>> start Dataset records
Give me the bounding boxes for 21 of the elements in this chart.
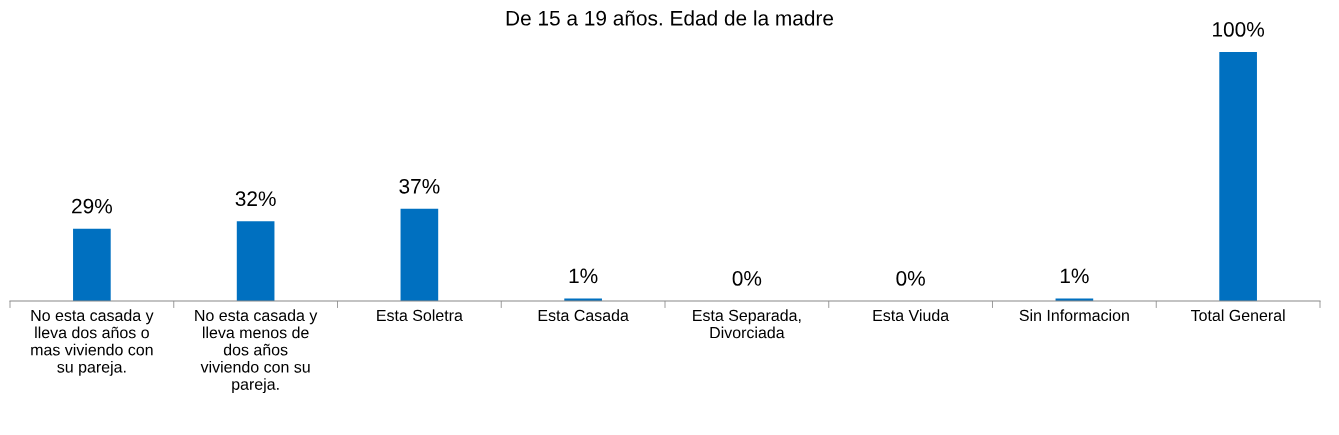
>> end Dataset records
>> start Dataset records
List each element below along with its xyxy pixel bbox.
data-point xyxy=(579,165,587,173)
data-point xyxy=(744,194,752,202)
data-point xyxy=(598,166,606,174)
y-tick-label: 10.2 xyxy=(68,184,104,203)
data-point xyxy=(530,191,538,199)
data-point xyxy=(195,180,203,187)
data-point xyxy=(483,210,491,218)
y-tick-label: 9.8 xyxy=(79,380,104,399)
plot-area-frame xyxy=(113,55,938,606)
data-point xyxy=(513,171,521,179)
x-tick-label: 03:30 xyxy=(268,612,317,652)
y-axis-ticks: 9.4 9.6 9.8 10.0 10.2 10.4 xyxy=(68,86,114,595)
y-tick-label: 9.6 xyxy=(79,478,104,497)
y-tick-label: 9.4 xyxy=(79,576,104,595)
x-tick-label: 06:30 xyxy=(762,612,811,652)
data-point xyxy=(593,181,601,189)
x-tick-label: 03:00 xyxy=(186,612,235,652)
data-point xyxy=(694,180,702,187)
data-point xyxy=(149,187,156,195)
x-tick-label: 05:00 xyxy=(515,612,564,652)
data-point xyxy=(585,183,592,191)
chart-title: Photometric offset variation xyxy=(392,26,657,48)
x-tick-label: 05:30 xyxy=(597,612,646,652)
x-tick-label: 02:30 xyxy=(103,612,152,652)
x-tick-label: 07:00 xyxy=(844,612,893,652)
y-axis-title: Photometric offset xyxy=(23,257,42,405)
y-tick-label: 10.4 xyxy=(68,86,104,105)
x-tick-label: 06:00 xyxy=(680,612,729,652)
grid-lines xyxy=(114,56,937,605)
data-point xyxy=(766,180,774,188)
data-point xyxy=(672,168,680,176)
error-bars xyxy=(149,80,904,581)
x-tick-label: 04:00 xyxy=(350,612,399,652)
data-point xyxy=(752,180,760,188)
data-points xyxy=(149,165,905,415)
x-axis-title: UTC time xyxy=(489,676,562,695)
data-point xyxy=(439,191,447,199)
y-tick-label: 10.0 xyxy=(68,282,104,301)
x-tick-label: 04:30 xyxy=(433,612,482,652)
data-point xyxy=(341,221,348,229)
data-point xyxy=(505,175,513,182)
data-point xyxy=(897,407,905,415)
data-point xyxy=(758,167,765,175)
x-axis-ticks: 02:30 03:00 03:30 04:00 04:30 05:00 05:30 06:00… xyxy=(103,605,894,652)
>> end Dataset records
• Stated goal: State how many lines of the records contain the string "title", counting only matches with the same case. Give only the number.

• Solved exercise: 3